Repeat the records below exactly.

§ Structured figure records:
- - -

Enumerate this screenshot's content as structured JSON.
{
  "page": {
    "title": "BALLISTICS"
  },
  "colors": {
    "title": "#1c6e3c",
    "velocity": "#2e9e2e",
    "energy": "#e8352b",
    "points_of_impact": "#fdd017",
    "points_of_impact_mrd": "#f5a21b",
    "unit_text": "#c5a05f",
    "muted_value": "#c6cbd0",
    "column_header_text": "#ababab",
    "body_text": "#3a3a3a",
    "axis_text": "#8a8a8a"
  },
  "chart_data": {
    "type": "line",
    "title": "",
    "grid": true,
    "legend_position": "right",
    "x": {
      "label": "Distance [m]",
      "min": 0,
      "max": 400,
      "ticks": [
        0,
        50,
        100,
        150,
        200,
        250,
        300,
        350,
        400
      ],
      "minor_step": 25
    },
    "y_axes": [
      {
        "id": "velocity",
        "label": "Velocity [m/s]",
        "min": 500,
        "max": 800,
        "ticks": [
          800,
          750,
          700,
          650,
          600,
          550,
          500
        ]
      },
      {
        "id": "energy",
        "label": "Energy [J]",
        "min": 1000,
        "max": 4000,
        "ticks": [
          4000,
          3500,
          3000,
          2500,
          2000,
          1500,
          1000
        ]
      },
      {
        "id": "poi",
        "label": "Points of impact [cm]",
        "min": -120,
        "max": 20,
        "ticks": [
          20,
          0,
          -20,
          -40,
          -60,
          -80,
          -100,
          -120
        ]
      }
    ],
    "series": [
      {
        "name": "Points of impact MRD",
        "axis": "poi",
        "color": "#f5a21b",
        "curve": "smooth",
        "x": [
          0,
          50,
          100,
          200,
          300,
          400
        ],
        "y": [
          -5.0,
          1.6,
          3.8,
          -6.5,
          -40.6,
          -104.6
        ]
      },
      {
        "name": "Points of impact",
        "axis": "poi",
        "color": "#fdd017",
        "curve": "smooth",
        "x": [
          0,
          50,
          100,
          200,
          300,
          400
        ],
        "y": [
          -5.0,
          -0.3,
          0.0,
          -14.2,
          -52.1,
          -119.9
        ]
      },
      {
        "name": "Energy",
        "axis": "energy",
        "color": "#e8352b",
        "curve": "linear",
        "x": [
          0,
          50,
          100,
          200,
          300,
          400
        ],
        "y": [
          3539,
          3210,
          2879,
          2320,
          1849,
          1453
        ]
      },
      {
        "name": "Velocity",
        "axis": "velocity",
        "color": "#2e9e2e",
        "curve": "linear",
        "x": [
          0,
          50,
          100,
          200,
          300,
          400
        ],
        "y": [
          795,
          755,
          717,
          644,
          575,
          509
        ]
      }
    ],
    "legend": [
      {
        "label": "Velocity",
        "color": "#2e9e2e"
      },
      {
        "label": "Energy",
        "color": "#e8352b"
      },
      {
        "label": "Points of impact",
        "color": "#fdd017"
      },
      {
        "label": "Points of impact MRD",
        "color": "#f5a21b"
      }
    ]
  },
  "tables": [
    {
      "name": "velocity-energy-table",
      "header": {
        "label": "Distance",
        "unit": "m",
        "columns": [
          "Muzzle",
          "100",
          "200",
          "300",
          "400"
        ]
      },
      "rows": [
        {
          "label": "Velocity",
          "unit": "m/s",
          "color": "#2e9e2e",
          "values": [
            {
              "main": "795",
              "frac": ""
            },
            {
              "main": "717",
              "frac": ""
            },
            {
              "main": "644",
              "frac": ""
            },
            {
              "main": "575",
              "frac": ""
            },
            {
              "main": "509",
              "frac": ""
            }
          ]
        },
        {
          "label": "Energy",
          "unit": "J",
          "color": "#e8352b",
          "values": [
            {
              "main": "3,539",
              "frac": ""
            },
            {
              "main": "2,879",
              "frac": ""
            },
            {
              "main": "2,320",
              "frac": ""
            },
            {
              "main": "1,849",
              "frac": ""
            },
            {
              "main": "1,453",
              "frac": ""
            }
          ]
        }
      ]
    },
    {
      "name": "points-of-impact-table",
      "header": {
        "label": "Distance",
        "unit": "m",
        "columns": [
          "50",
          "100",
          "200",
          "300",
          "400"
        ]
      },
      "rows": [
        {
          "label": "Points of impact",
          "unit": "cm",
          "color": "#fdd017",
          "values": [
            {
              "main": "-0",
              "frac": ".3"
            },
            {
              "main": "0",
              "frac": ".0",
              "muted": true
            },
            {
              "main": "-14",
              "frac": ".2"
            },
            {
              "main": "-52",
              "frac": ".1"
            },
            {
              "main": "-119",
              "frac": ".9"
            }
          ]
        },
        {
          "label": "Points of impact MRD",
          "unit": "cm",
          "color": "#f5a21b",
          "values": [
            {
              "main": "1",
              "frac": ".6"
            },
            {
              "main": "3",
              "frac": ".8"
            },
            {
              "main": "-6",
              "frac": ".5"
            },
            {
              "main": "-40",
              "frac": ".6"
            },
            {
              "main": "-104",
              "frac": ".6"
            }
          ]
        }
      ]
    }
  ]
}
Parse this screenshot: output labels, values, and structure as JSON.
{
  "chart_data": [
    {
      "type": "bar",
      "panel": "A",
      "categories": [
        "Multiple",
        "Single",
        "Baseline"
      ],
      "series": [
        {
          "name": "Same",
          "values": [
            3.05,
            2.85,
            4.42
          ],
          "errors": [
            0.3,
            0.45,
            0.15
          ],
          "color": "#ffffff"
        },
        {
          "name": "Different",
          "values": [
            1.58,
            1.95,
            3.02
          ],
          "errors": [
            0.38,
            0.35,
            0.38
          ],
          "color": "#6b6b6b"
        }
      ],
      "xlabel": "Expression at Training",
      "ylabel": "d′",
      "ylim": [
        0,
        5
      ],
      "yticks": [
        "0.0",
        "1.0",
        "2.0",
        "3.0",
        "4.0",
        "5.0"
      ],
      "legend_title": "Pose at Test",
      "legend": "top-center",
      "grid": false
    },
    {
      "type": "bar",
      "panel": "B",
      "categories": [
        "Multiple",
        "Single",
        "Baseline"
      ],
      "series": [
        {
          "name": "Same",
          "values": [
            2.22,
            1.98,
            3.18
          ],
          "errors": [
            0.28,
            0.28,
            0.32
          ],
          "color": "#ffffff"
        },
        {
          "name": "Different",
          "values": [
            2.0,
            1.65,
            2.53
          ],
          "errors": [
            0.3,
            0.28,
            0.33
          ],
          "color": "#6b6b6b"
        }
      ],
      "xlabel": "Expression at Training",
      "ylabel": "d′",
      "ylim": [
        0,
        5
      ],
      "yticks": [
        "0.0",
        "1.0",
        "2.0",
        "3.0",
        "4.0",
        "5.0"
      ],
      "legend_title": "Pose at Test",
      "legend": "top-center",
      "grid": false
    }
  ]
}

- - -

§ RESULT OF THE TASK:
Enumerate this screenshot's content as structured JSON.
{
  "page": {
    "title": "BALLISTICS"
  },
  "colors": {
    "title": "#1c6e3c",
    "velocity": "#2e9e2e",
    "energy": "#e8352b",
    "points_of_impact": "#fdd017",
    "points_of_impact_mrd": "#f5a21b",
    "unit_text": "#c5a05f",
    "muted_value": "#c6cbd0",
    "column_header_text": "#ababab",
    "body_text": "#3a3a3a",
    "axis_text": "#8a8a8a"
  },
  "chart_data": {
    "type": "line",
    "title": "",
    "grid": true,
    "legend_position": "right",
    "x": {
      "label": "Distance [m]",
      "min": 0,
      "max": 400,
      "ticks": [
        0,
        50,
        100,
        150,
        200,
        250,
        300,
        350,
        400
      ],
      "minor_step": 25
    },
    "y_axes": [
      {
        "id": "velocity",
        "label": "Velocity [m/s]",
        "min": 500,
        "max": 800,
        "ticks": [
          800,
          750,
          700,
          650,
          600,
          550,
          500
        ]
      },
      {
        "id": "energy",
        "label": "Energy [J]",
        "min": 1000,
        "max": 4000,
        "ticks": [
          4000,
          3500,
          3000,
          2500,
          2000,
          1500,
          1000
        ]
      },
      {
        "id": "poi",
        "label": "Points of impact [cm]",
        "min": -120,
        "max": 20,
        "ticks": [
          20,
          0,
          -20,
          -40,
          -60,
          -80,
          -100,
          -120
        ]
      }
    ],
    "series": [
      {
        "name": "Points of impact MRD",
        "axis": "poi",
        "color": "#f5a21b",
        "curve": "smooth",
        "x": [
          0,
          50,
          100,
          200,
          300,
          400
        ],
        "y": [
          -5.0,
          1.6,
          3.8,
          -6.5,
          -40.6,
          -104.6
        ]
      },
      {
        "name": "Points of impact",
        "axis": "poi",
        "color": "#fdd017",
        "curve": "smooth",
        "x": [
          0,
          50,
          100,
          200,
          300,
          400
        ],
        "y": [
          -5.0,
          -0.3,
          0.0,
          -14.2,
          -52.1,
          -119.9
        ]
      },
      {
        "name": "Energy",
        "axis": "energy",
        "color": "#e8352b",
        "curve": "linear",
        "x": [
          0,
          50,
          100,
          200,
          300,
          400
        ],
        "y": [
          3539,
          3210,
          2879,
          2320,
          1849,
          1453
        ]
      },
      {
        "name": "Velocity",
        "axis": "velocity",
        "color": "#2e9e2e",
        "curve": "linear",
        "x": [
          0,
          50,
          100,
          200,
          300,
          400
        ],
        "y": [
          795,
          755,
          717,
          644,
          575,
          509
        ]
      }
    ],
    "legend": [
      {
        "label": "Velocity",
        "color": "#2e9e2e"
      },
      {
        "label": "Energy",
        "color": "#e8352b"
      },
      {
        "label": "Points of impact",
        "color": "#fdd017"
      },
      {
        "label": "Points of impact MRD",
        "color": "#f5a21b"
      }
    ]
  },
  "tables": [
    {
      "name": "velocity-energy-table",
      "header": {
        "label": "Distance",
        "unit": "m",
        "columns": [
          "Muzzle",
          "100",
          "200",
          "300",
          "400"
        ]
      },
      "rows": [
        {
          "label": "Velocity",
          "unit": "m/s",
          "color": "#2e9e2e",
          "values": [
            {
              "main": "795",
              "frac": ""
            },
            {
              "main": "717",
              "frac": ""
            },
            {
              "main": "644",
              "frac": ""
            },
            {
              "main": "575",
              "frac": ""
            },
            {
              "main": "509",
              "frac": ""
            }
          ]
        },
        {
          "label": "Energy",
          "unit": "J",
          "color": "#e8352b",
          "values": [
            {
              "main": "3,539",
              "frac": ""
            },
            {
              "main": "2,879",
              "frac": ""
            },
            {
              "main": "2,320",
              "frac": ""
            },
            {
              "main": "1,849",
              "frac": ""
            },
            {
              "main": "1,453",
              "frac": ""
            }
          ]
        }
      ]
    },
    {
      "name": "points-of-impact-table",
      "header": {
        "label": "Distance",
        "unit": "m",
        "columns": [
          "50",
          "100",
          "200",
          "300",
          "400"
        ]
      },
      "rows": [
        {
          "label": "Points of impact",
          "unit": "cm",
          "color": "#fdd017",
          "values": [
            {
              "main": "-0",
              "frac": ".3"
            },
            {
              "main": "0",
              "frac": ".0",
              "muted": true
            },
            {
              "main": "-14",
              "frac": ".2"
            },
            {
              "main": "-52",
              "frac": ".1"
            },
            {
              "main": "-119",
              "frac": ".9"
            }
          ]
        },
        {
          "label": "Points of impact MRD",
          "unit": "cm",
          "color": "#f5a21b",
          "values": [
            {
              "main": "1",
              "frac": ".6"
            },
            {
              "main": "3",
              "frac": ".8"
            },
            {
              "main": "-6",
              "frac": ".5"
            },
            {
              "main": "-40",
              "frac": ".6"
            },
            {
              "main": "-104",
              "frac": ".6"
            }
          ]
        }
      ]
    }
  ]
}
Parse this screenshot: output labels, values, and structure as JSON.
{
  "chart_data": [
    {
      "type": "bar",
      "panel": "A",
      "categories": [
        "Multiple",
        "Single",
        "Baseline"
      ],
      "series": [
        {
          "name": "Same",
          "values": [
            3.05,
            2.85,
            4.42
          ],
          "errors": [
            0.3,
            0.45,
            0.15
          ],
          "color": "#ffffff"
        },
        {
          "name": "Different",
          "values": [
            1.58,
            1.95,
            3.02
          ],
          "errors": [
            0.38,
            0.35,
            0.38
          ],
          "color": "#6b6b6b"
        }
      ],
      "xlabel": "Expression at Training",
      "ylabel": "d′",
      "ylim": [
        0,
        5
      ],
      "yticks": [
        "0.0",
        "1.0",
        "2.0",
        "3.0",
        "4.0",
        "5.0"
      ],
      "legend_title": "Pose at Test",
      "legend": "top-center",
      "grid": false
    },
    {
      "type": "bar",
      "panel": "B",
      "categories": [
        "Multiple",
        "Single",
        "Baseline"
      ],
      "series": [
        {
          "name": "Same",
          "values": [
            2.22,
            1.98,
            3.18
          ],
          "errors": [
            0.28,
            0.28,
            0.32
          ],
          "color": "#ffffff"
        },
        {
          "name": "Different",
          "values": [
            2.0,
            1.65,
            2.53
          ],
          "errors": [
            0.3,
            0.28,
            0.33
          ],
          "color": "#6b6b6b"
        }
      ],
      "xlabel": "Expression at Training",
      "ylabel": "d′",
      "ylim": [
        0,
        5
      ],
      "yticks": [
        "0.0",
        "1.0",
        "2.0",
        "3.0",
        "4.0",
        "5.0"
      ],
      "legend_title": "Pose at Test",
      "legend": "top-center",
      "grid": false
    }
  ]
}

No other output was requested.